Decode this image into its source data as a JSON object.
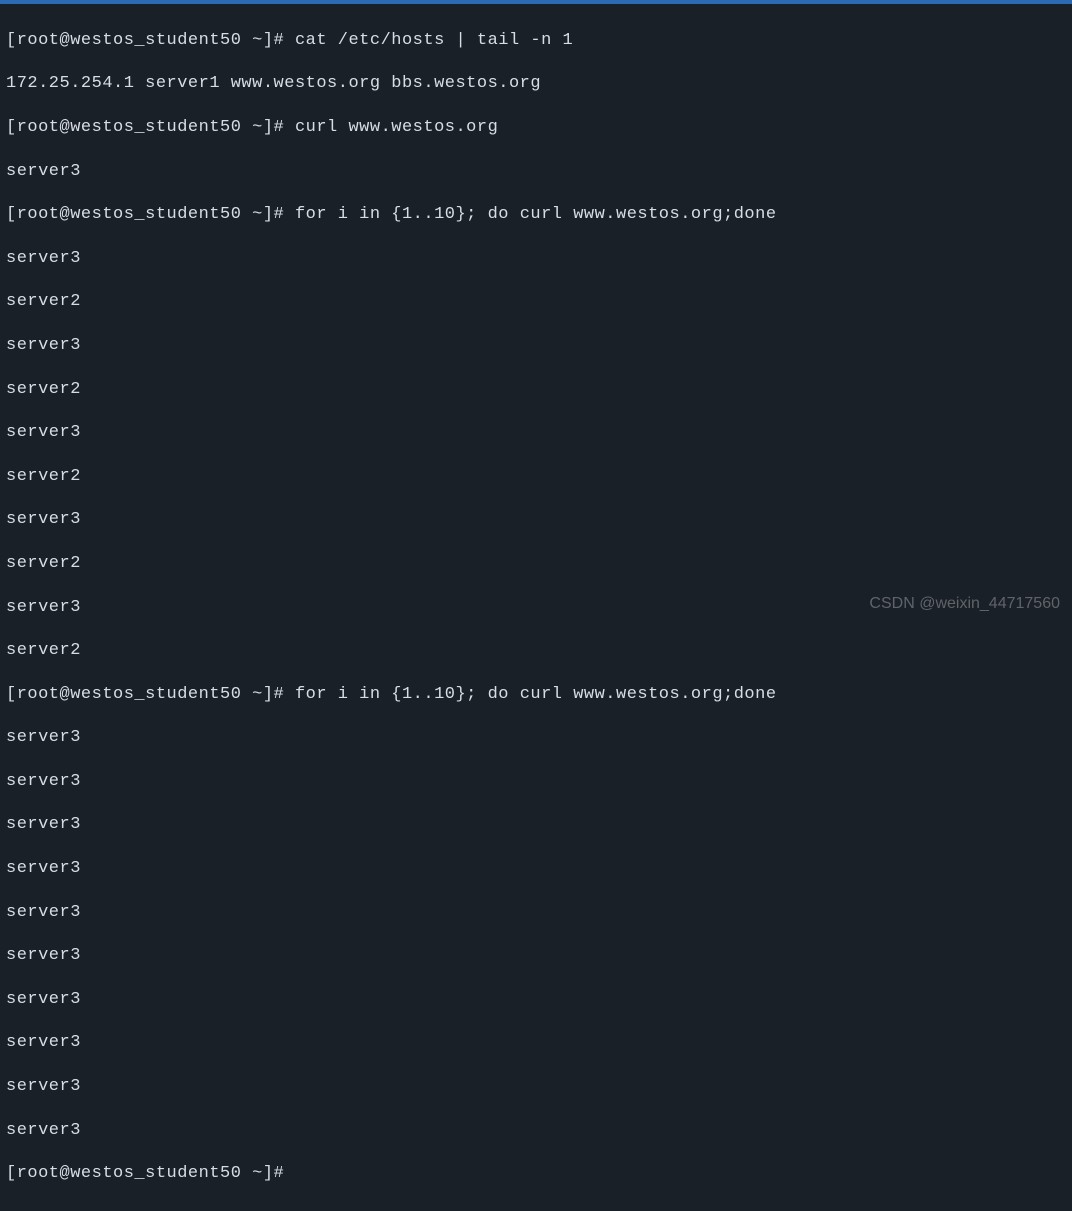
{
  "terminal": {
    "prompt": "[root@westos_student50 ~]# ",
    "commands": {
      "cat_hosts": "cat /etc/hosts | tail -n 1",
      "curl_single": "curl www.westos.org",
      "for_loop": "for i in {1..10}; do curl www.westos.org;done"
    },
    "outputs": {
      "hosts_line": "172.25.254.1 server1 www.westos.org bbs.westos.org",
      "single_curl": "server3",
      "loop1": [
        "server3",
        "server2",
        "server3",
        "server2",
        "server3",
        "server2",
        "server3",
        "server2",
        "server3",
        "server2"
      ],
      "loop2": [
        "server3",
        "server3",
        "server3",
        "server3",
        "server3",
        "server3",
        "server3",
        "server3",
        "server3",
        "server3"
      ]
    }
  },
  "watermark": "CSDN @weixin_44717560"
}
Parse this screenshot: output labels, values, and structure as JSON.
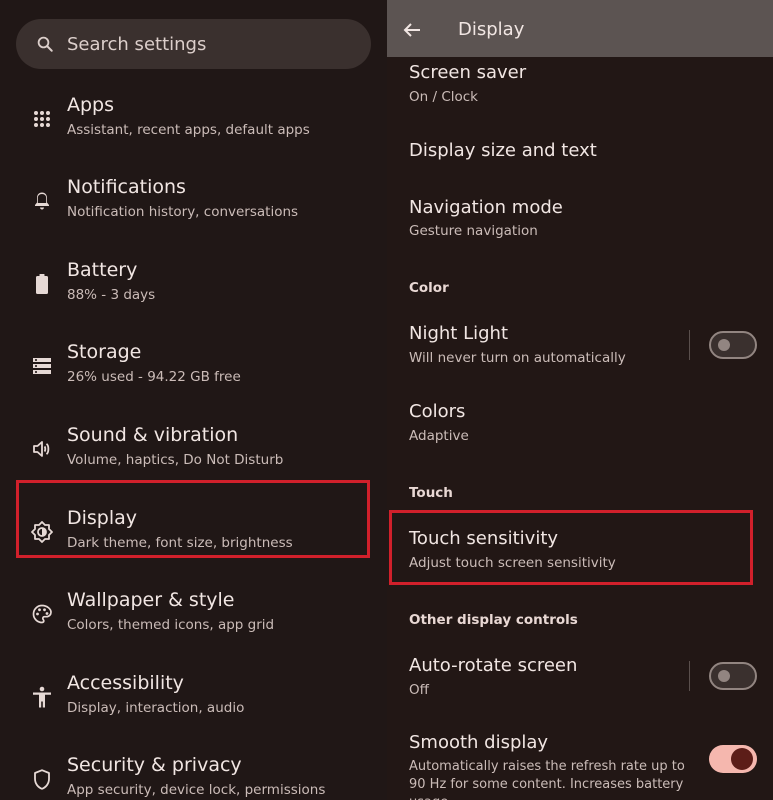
{
  "left": {
    "search": {
      "placeholder": "Search settings"
    },
    "items": [
      {
        "title": "Apps",
        "sub": "Assistant, recent apps, default apps",
        "icon": "apps-grid-icon"
      },
      {
        "title": "Notifications",
        "sub": "Notification history, conversations",
        "icon": "bell-icon"
      },
      {
        "title": "Battery",
        "sub": "88% - 3 days",
        "icon": "battery-icon"
      },
      {
        "title": "Storage",
        "sub": "26% used - 94.22 GB free",
        "icon": "storage-icon"
      },
      {
        "title": "Sound & vibration",
        "sub": "Volume, haptics, Do Not Disturb",
        "icon": "speaker-icon"
      },
      {
        "title": "Display",
        "sub": "Dark theme, font size, brightness",
        "icon": "brightness-icon"
      },
      {
        "title": "Wallpaper & style",
        "sub": "Colors, themed icons, app grid",
        "icon": "palette-icon"
      },
      {
        "title": "Accessibility",
        "sub": "Display, interaction, audio",
        "icon": "accessibility-icon"
      },
      {
        "title": "Security & privacy",
        "sub": "App security, device lock, permissions",
        "icon": "shield-icon"
      }
    ]
  },
  "right": {
    "title": "Display",
    "screen_saver": {
      "title": "Screen saver",
      "sub": "On / Clock"
    },
    "display_size": {
      "title": "Display size and text"
    },
    "navigation_mode": {
      "title": "Navigation mode",
      "sub": "Gesture navigation"
    },
    "color_header": "Color",
    "night_light": {
      "title": "Night Light",
      "sub": "Will never turn on automatically",
      "enabled": false
    },
    "colors": {
      "title": "Colors",
      "sub": "Adaptive"
    },
    "touch_header": "Touch",
    "touch_sensitivity": {
      "title": "Touch sensitivity",
      "sub": "Adjust touch screen sensitivity"
    },
    "other_header": "Other display controls",
    "auto_rotate": {
      "title": "Auto-rotate screen",
      "sub": "Off",
      "enabled": false
    },
    "smooth_display": {
      "title": "Smooth display",
      "sub": "Automatically raises the refresh rate up to 90 Hz for some content. Increases battery usage.",
      "enabled": true
    }
  },
  "colors": {
    "highlight": "#d1202b",
    "toggle_on_track": "#f5b7ae",
    "toggle_on_knob": "#5c1d18"
  }
}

== == ==

**Written problem:**
Give the data above again in full and unchanged, skipping the pictures.

**Right answer:**
Decode this image into its source data as a JSON object.
{
  "terminal": {
    "prompt": "[root@westos_student50 ~]# ",
    "commands": {
      "cat_hosts": "cat /etc/hosts | tail -n 1",
      "curl_single": "curl www.westos.org",
      "for_loop": "for i in {1..10}; do curl www.westos.org;done"
    },
    "outputs": {
      "hosts_line": "172.25.254.1 server1 www.westos.org bbs.westos.org",
      "single_curl": "server3",
      "loop1": [
        "server3",
        "server2",
        "server3",
        "server2",
        "server3",
        "server2",
        "server3",
        "server2",
        "server3",
        "server2"
      ],
      "loop2": [
        "server3",
        "server3",
        "server3",
        "server3",
        "server3",
        "server3",
        "server3",
        "server3",
        "server3",
        "server3"
      ]
    }
  },
  "watermark": "CSDN @weixin_44717560"
}
Parse this screenshot: output labels, values, and structure as JSON.
{
  "left": {
    "search": {
      "placeholder": "Search settings"
    },
    "items": [
      {
        "title": "Apps",
        "sub": "Assistant, recent apps, default apps",
        "icon": "apps-grid-icon"
      },
      {
        "title": "Notifications",
        "sub": "Notification history, conversations",
        "icon": "bell-icon"
      },
      {
        "title": "Battery",
        "sub": "88% - 3 days",
        "icon": "battery-icon"
      },
      {
        "title": "Storage",
        "sub": "26% used - 94.22 GB free",
        "icon": "storage-icon"
      },
      {
        "title": "Sound & vibration",
        "sub": "Volume, haptics, Do Not Disturb",
        "icon": "speaker-icon"
      },
      {
        "title": "Display",
        "sub": "Dark theme, font size, brightness",
        "icon": "brightness-icon"
      },
      {
        "title": "Wallpaper & style",
        "sub": "Colors, themed icons, app grid",
        "icon": "palette-icon"
      },
      {
        "title": "Accessibility",
        "sub": "Display, interaction, audio",
        "icon": "accessibility-icon"
      },
      {
        "title": "Security & privacy",
        "sub": "App security, device lock, permissions",
        "icon": "shield-icon"
      }
    ]
  },
  "right": {
    "title": "Display",
    "screen_saver": {
      "title": "Screen saver",
      "sub": "On / Clock"
    },
    "display_size": {
      "title": "Display size and text"
    },
    "navigation_mode": {
      "title": "Navigation mode",
      "sub": "Gesture navigation"
    },
    "color_header": "Color",
    "night_light": {
      "title": "Night Light",
      "sub": "Will never turn on automatically",
      "enabled": false
    },
    "colors": {
      "title": "Colors",
      "sub": "Adaptive"
    },
    "touch_header": "Touch",
    "touch_sensitivity": {
      "title": "Touch sensitivity",
      "sub": "Adjust touch screen sensitivity"
    },
    "other_header": "Other display controls",
    "auto_rotate": {
      "title": "Auto-rotate screen",
      "sub": "Off",
      "enabled": false
    },
    "smooth_display": {
      "title": "Smooth display",
      "sub": "Automatically raises the refresh rate up to 90 Hz for some content. Increases battery usage.",
      "enabled": true
    }
  },
  "colors": {
    "highlight": "#d1202b",
    "toggle_on_track": "#f5b7ae",
    "toggle_on_knob": "#5c1d18"
  }
}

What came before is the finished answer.